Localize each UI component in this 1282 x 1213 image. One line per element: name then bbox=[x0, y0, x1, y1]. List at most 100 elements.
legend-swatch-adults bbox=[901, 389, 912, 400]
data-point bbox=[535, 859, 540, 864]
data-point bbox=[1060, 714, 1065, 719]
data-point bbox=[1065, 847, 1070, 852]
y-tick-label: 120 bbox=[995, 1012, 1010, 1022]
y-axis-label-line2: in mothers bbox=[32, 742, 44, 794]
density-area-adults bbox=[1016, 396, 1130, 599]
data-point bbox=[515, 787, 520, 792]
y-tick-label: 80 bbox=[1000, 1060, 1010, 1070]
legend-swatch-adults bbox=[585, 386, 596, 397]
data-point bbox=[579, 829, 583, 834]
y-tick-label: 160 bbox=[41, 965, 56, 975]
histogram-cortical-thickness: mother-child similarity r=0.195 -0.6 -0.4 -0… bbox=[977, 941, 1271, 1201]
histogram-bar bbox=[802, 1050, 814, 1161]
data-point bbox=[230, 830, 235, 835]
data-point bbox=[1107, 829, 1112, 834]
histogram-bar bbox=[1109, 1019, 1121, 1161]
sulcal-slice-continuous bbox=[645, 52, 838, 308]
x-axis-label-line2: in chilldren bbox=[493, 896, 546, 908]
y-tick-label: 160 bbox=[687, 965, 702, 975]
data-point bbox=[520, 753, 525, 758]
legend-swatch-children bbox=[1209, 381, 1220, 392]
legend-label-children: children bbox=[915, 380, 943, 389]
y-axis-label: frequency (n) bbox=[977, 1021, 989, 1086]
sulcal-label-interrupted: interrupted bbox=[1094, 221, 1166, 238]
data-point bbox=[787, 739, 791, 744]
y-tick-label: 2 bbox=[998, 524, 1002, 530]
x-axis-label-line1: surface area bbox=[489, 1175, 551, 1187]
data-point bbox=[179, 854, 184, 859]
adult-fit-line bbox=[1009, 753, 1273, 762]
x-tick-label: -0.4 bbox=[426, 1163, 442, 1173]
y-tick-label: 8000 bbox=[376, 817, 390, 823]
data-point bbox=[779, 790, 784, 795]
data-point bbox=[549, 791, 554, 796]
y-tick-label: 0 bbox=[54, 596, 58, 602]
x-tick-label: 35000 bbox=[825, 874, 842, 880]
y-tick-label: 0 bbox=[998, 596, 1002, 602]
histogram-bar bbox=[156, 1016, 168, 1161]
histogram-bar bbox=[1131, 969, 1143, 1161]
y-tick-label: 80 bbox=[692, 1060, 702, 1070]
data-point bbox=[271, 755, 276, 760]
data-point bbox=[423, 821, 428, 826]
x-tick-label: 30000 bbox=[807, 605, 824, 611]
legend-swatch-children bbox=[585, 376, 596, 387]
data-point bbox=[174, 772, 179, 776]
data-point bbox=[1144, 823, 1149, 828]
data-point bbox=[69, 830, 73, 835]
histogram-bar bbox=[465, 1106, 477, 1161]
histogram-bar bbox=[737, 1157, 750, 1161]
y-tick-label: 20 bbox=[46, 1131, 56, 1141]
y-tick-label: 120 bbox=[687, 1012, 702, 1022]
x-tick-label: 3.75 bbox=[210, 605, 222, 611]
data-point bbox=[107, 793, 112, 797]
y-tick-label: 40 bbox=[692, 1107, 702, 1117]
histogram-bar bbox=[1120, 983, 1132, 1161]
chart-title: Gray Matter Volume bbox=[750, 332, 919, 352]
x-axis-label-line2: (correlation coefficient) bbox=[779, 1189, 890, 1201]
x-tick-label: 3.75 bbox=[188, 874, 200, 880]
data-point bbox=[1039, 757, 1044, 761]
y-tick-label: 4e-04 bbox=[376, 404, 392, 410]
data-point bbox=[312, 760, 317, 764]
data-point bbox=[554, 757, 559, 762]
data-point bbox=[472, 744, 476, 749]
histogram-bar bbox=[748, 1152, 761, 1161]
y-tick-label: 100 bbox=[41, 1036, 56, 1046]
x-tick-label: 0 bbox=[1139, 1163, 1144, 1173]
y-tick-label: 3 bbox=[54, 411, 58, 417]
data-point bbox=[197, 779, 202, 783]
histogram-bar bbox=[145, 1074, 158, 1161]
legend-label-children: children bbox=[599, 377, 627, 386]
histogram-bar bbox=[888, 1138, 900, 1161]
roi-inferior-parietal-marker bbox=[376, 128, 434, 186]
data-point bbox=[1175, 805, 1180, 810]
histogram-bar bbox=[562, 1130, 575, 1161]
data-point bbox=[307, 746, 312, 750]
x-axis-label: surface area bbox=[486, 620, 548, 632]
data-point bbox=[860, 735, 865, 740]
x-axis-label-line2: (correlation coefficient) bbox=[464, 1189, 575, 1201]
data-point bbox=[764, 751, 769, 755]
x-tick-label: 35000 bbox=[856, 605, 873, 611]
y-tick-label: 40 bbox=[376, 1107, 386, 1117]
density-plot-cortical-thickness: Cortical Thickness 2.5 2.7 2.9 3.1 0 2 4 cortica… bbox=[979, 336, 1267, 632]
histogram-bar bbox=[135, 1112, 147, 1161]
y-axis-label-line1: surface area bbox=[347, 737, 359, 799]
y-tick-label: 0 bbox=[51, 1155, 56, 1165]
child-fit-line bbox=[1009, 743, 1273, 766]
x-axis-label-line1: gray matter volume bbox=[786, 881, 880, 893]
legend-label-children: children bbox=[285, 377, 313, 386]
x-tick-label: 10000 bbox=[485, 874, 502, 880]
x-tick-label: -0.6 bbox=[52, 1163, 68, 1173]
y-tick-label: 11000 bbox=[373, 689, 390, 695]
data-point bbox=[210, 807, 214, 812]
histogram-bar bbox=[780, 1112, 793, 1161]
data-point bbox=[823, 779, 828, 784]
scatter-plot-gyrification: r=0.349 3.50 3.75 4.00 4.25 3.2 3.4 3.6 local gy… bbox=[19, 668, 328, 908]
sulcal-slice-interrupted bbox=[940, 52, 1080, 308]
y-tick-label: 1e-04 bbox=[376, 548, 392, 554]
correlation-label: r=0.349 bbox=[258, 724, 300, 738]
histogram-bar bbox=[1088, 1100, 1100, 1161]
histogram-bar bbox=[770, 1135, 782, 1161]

**TASK STATEMENT**
Please put every line of the material above into a JSON list of strings, one string per line, with blank lines left out.

**COMPLETE ANSWER**
[
  "Localize each UI component in this 1282 x 1213 image. One line per element: name then bbox=[x0, y0, x1, y1]. List at most 100 elements.",
  "legend-swatch-adults bbox=[901, 389, 912, 400]",
  "data-point bbox=[535, 859, 540, 864]",
  "data-point bbox=[1060, 714, 1065, 719]",
  "data-point bbox=[1065, 847, 1070, 852]",
  "y-tick-label: 120 bbox=[995, 1012, 1010, 1022]",
  "y-axis-label-line2: in mothers bbox=[32, 742, 44, 794]",
  "density-area-adults bbox=[1016, 396, 1130, 599]",
  "data-point bbox=[515, 787, 520, 792]",
  "y-tick-label: 80 bbox=[1000, 1060, 1010, 1070]",
  "legend-swatch-adults bbox=[585, 386, 596, 397]",
  "data-point bbox=[579, 829, 583, 834]",
  "y-tick-label: 160 bbox=[41, 965, 56, 975]",
  "histogram-cortical-thickness: mother-child similarity r=0.195 -0.6 -0.4 -0… bbox=[977, 941, 1271, 1201]",
  "histogram-bar bbox=[802, 1050, 814, 1161]",
  "data-point bbox=[230, 830, 235, 835]",
  "data-point bbox=[1107, 829, 1112, 834]",
  "histogram-bar bbox=[1109, 1019, 1121, 1161]",
  "sulcal-slice-continuous bbox=[645, 52, 838, 308]",
  "x-axis-label-line2: in chilldren bbox=[493, 896, 546, 908]",
  "y-tick-label: 160 bbox=[687, 965, 702, 975]",
  "data-point bbox=[520, 753, 525, 758]",
  "legend-swatch-children bbox=[1209, 381, 1220, 392]",
  "legend-label-children: children bbox=[915, 380, 943, 389]",
  "y-axis-label: frequency (n) bbox=[977, 1021, 989, 1086]",
  "sulcal-label-interrupted: interrupted bbox=[1094, 221, 1166, 238]",
  "data-point bbox=[787, 739, 791, 744]",
  "y-tick-label: 2 bbox=[998, 524, 1002, 530]",
  "x-axis-label-line1: surface area bbox=[489, 1175, 551, 1187]",
  "data-point bbox=[179, 854, 184, 859]",
  "adult-fit-line bbox=[1009, 753, 1273, 762]",
  "x-tick-label: -0.4 bbox=[426, 1163, 442, 1173]",
  "y-tick-label: 8000 bbox=[376, 817, 390, 823]",
  "data-point bbox=[779, 790, 784, 795]",
  "data-point bbox=[549, 791, 554, 796]",
  "y-tick-label: 0 bbox=[54, 596, 58, 602]",
  "x-tick-label: 35000 bbox=[825, 874, 842, 880]",
  "y-tick-label: 0 bbox=[998, 596, 1002, 602]",
  "histogram-bar bbox=[156, 1016, 168, 1161]",
  "histogram-bar bbox=[1131, 969, 1143, 1161]",
  "y-tick-label: 80 bbox=[692, 1060, 702, 1070]",
  "data-point bbox=[271, 755, 276, 760]",
  "data-point bbox=[423, 821, 428, 826]",
  "x-tick-label: 30000 bbox=[807, 605, 824, 611]",
  "legend-swatch-children bbox=[585, 376, 596, 387]",
  "data-point bbox=[174, 772, 179, 776]",
  "data-point bbox=[1144, 823, 1149, 828]",
  "data-point bbox=[69, 830, 73, 835]",
  "histogram-bar bbox=[465, 1106, 477, 1161]",
  "histogram-bar bbox=[737, 1157, 750, 1161]",
  "y-tick-label: 20 bbox=[46, 1131, 56, 1141]",
  "y-tick-label: 120 bbox=[687, 1012, 702, 1022]",
  "x-tick-label: 3.75 bbox=[210, 605, 222, 611]",
  "data-point bbox=[107, 793, 112, 797]",
  "y-tick-label: 40 bbox=[692, 1107, 702, 1117]",
  "histogram-bar bbox=[1120, 983, 1132, 1161]",
  "chart-title: Gray Matter Volume bbox=[750, 332, 919, 352]",
  "x-axis-label-line2: (correlation coefficient) bbox=[779, 1189, 890, 1201]",
  "x-tick-label: 3.75 bbox=[188, 874, 200, 880]",
  "data-point bbox=[1039, 757, 1044, 761]",
  "y-tick-label: 4e-04 bbox=[376, 404, 392, 410]",
  "data-point bbox=[312, 760, 317, 764]",
  "data-point bbox=[554, 757, 559, 762]",
  "data-point bbox=[472, 744, 476, 749]",
  "histogram-bar bbox=[748, 1152, 761, 1161]",
  "y-tick-label: 100 bbox=[41, 1036, 56, 1046]",
  "x-tick-label: 0 bbox=[1139, 1163, 1144, 1173]",
  "y-tick-label: 3 bbox=[54, 411, 58, 417]",
  "data-point bbox=[197, 779, 202, 783]",
  "histogram-bar bbox=[145, 1074, 158, 1161]",
  "legend-label-children: children bbox=[599, 377, 627, 386]",
  "histogram-bar bbox=[888, 1138, 900, 1161]",
  "roi-inferior-parietal-marker bbox=[376, 128, 434, 186]",
  "data-point bbox=[1175, 805, 1180, 810]",
  "histogram-bar bbox=[562, 1130, 575, 1161]",
  "data-point bbox=[307, 746, 312, 750]",
  "x-axis-label: surface area bbox=[486, 620, 548, 632]",
  "data-point bbox=[860, 735, 865, 740]",
  "x-axis-label-line2: (correlation coefficient) bbox=[464, 1189, 575, 1201]",
  "data-point bbox=[764, 751, 769, 755]",
  "x-tick-label: 35000 bbox=[856, 605, 873, 611]",
  "y-tick-label: 40 bbox=[376, 1107, 386, 1117]",
  "density-plot-cortical-thickness: Cortical Thickness 2.5 2.7 2.9 3.1 0 2 4 cortica… bbox=[979, 336, 1267, 632]",
  "histogram-bar bbox=[135, 1112, 147, 1161]",
  "y-axis-label-line1: surface area bbox=[347, 737, 359, 799]",
  "y-tick-label: 0 bbox=[51, 1155, 56, 1165]",
  "child-fit-line bbox=[1009, 743, 1273, 766]",
  "x-axis-label-line1: gray matter volume bbox=[786, 881, 880, 893]",
  "legend-label-children: children bbox=[285, 377, 313, 386]",
  "x-tick-label: 10000 bbox=[485, 874, 502, 880]",
  "x-tick-label: -0.6 bbox=[52, 1163, 68, 1173]",
  "y-tick-label: 11000 bbox=[373, 689, 390, 695]",
  "data-point bbox=[210, 807, 214, 812]",
  "histogram-bar bbox=[780, 1112, 793, 1161]",
  "data-point bbox=[823, 779, 828, 784]",
  "scatter-plot-gyrification: r=0.349 3.50 3.75 4.00 4.25 3.2 3.4 3.6 local gy… bbox=[19, 668, 328, 908]",
  "sulcal-slice-interrupted bbox=[940, 52, 1080, 308]",
  "y-tick-label: 1e-04 bbox=[376, 548, 392, 554]",
  "correlation-label: r=0.349 bbox=[258, 724, 300, 738]",
  "histogram-bar bbox=[1088, 1100, 1100, 1161]",
  "histogram-bar bbox=[770, 1135, 782, 1161]"
]